Given exercise:
Reproduce each line that includes the word "Start".

Recorded data:
.....
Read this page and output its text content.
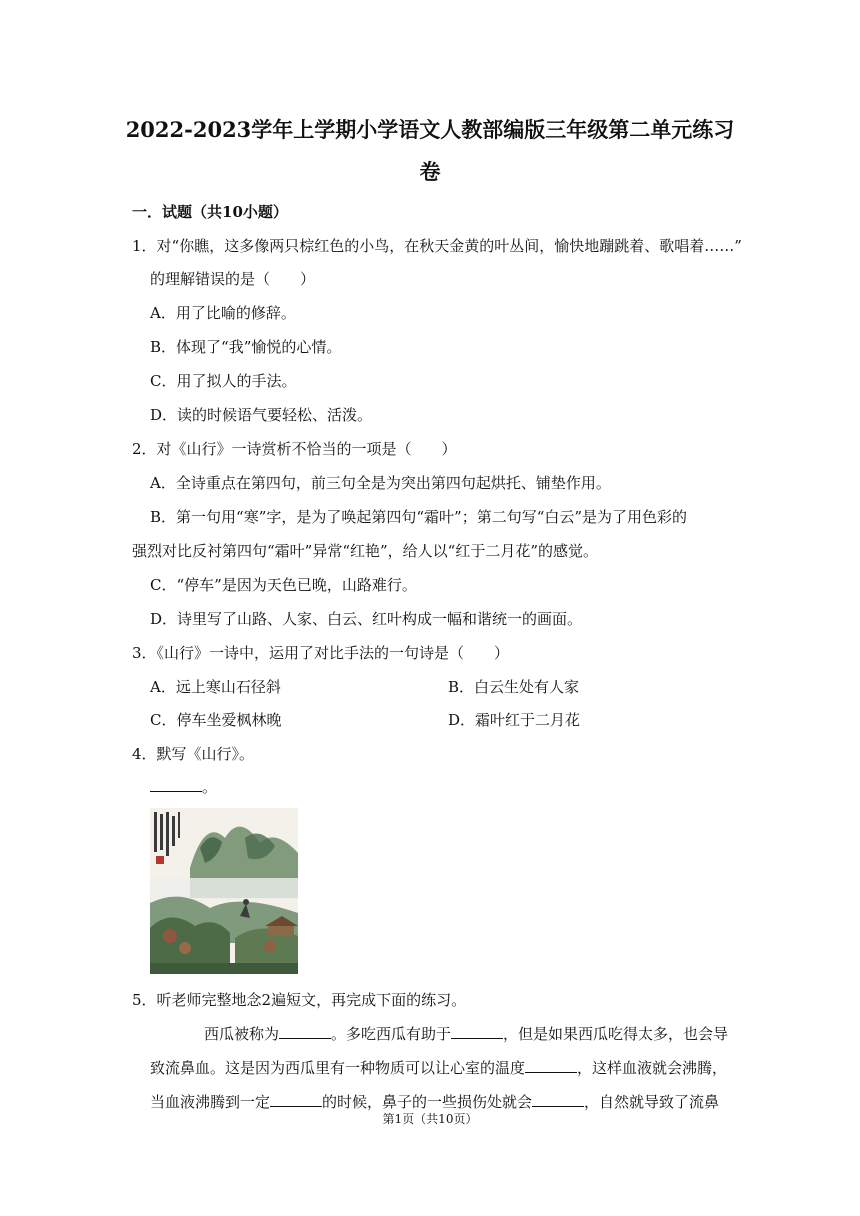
2022-2023学年上学期小学语文人教部编版三年级第二单元练习
卷
一．试题（共10小题）
1．对“你瞧，这多像两只棕红色的小鸟，在秋天金黄的叶丛间，愉快地蹦跳着、歌唱着……”
的理解错误的是（　　）
A．用了比喻的修辞。
B．体现了“我”愉悦的心情。
C．用了拟人的手法。
D．读的时候语气要轻松、活泼。
2．对《山行》一诗赏析不恰当的一项是（　　）
A．全诗重点在第四句，前三句全是为突出第四句起烘托、铺垫作用。
B．第一句用“寒”字，是为了唤起第四句“霜叶”；第二句写“白云”是为了用色彩的
强烈对比反衬第四句“霜叶”异常“红艳”，给人以“红于二月花”的感觉。
C．“停车”是因为天色已晚，山路难行。
D．诗里写了山路、人家、白云、红叶构成一幅和谐统一的画面。
3．《山行》一诗中，运用了对比手法的一句诗是（　　）
A．远上寒山石径斜	B．白云生处有人家
C．停车坐爱枫林晚	D．霜叶红于二月花
4．默写《山行》。
。
5．听老师完整地念2遍短文，再完成下面的练习。
西瓜被称为	。多吃西瓜有助于	，但是如果西瓜吃得太多，也会导
致流鼻血。这是因为西瓜里有一种物质可以让心室的温度	，这样血液就会沸腾，
当血液沸腾到一定	的时候，鼻子的一些损伤处就会	，自然就导致了流鼻
第1页（共10页）
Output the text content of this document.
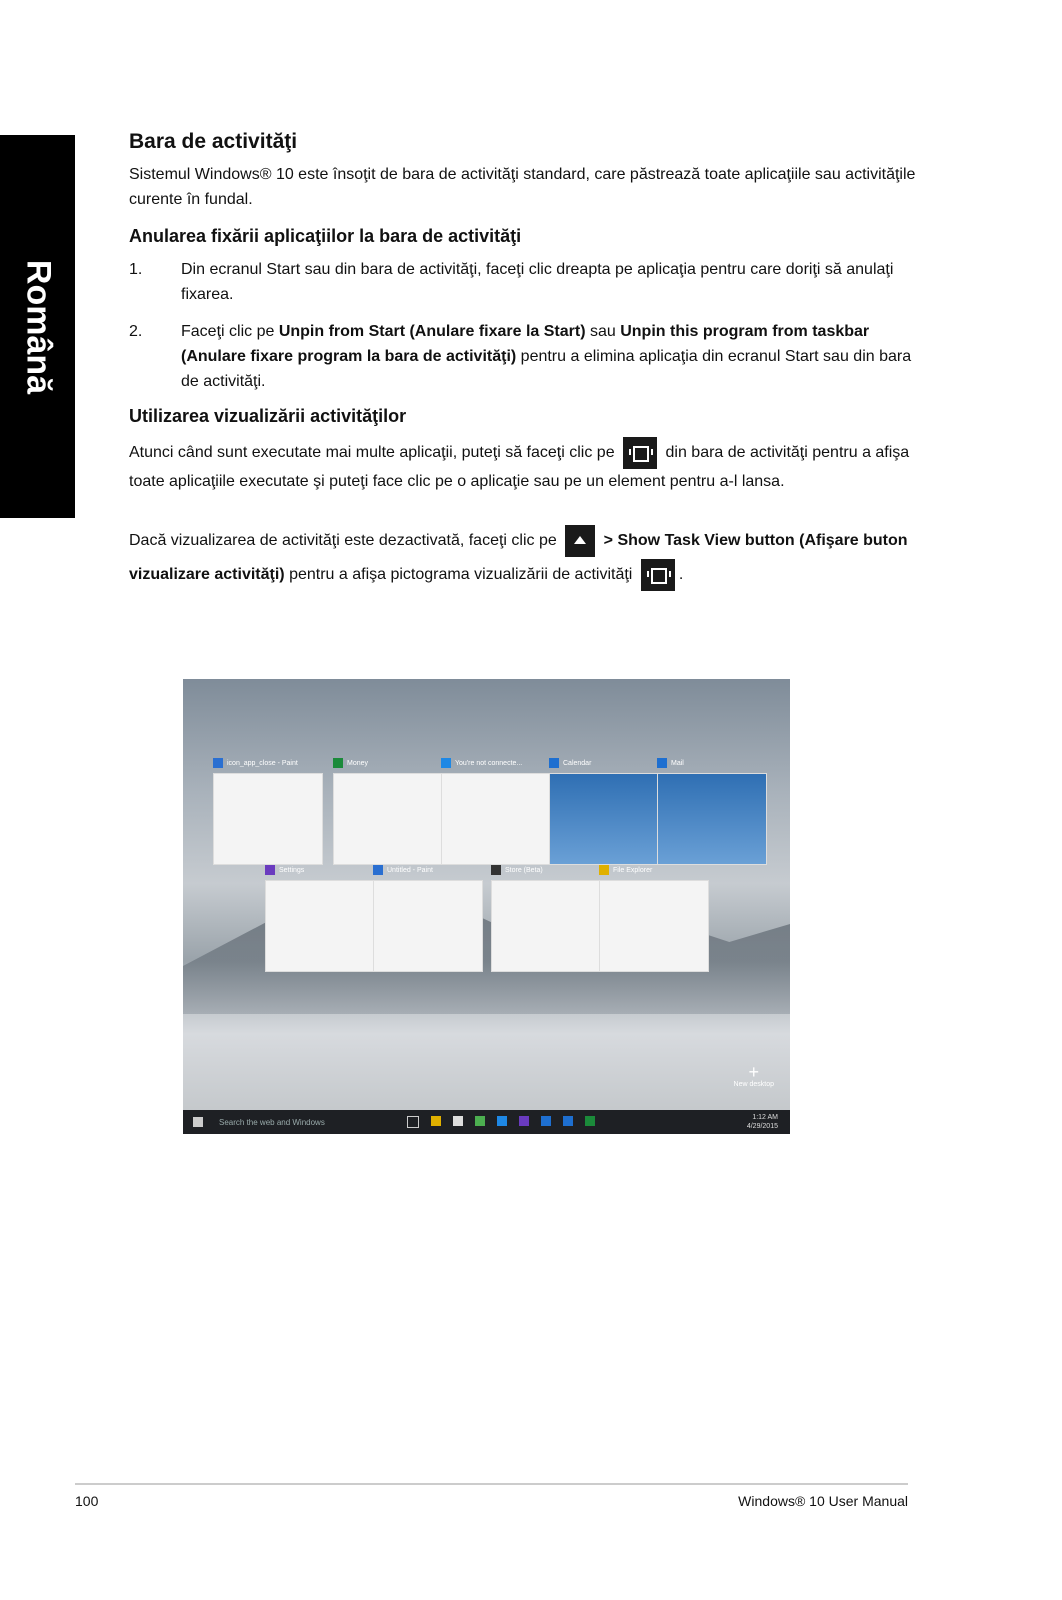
Română
Bara de activităţi

Sistemul Windows® 10 este însoţit de bara de activităţi standard, care păstrează toate aplicaţiile sau activităţile curente în fundal.

Anularea fixării aplicaţiilor la bara de activităţi
1. Din ecranul Start sau din bara de activităţi, faceţi clic dreapta pe aplicaţia pentru care doriţi să anulaţi fixarea.
2. Faceţi clic pe Unpin from Start (Anulare fixare la Start) sau Unpin this program from taskbar (Anulare fixare program la bara de activităţi) pentru a elimina aplicaţia din ecranul Start sau din bara de activităţi.
Utilizarea vizualizării activităţilor

Atunci când sunt executate mai multe aplicaţii, puteţi să faceţi clic pe	din bara de activităţi pentru a afişa toate aplicaţiile executate şi puteţi face clic pe o aplicaţie sau pe un element pentru a-l lansa.

Dacă vizualizarea de activităţi este dezactivată, faceţi clic pe	> Show Task View button (Afişare buton vizualizare activităţi) pentru a afişa pictograma vizualizării de activităţi	.

icon_app_close - Paint	Money	You're not connecte...	Calendar	Mail
Settings	Untitled - Paint	Store (Beta)	File Explorer
+
New desktop
Search the web and Windows	1:12 AM
4/29/2015
100	Windows® 10 User Manual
.....
Exercise result:
1. Din ecranul Start sau din bara de activităţi, faceţi clic dreapta pe aplicaţia pentru care doriţi să anulaţi fixarea.
2. Faceţi clic pe Unpin from Start (Anulare fixare la Start) sau Unpin this program from taskbar (Anulare fixare program la bara de activităţi) pentru a elimina aplicaţia din ecranul Start sau din bara de activităţi.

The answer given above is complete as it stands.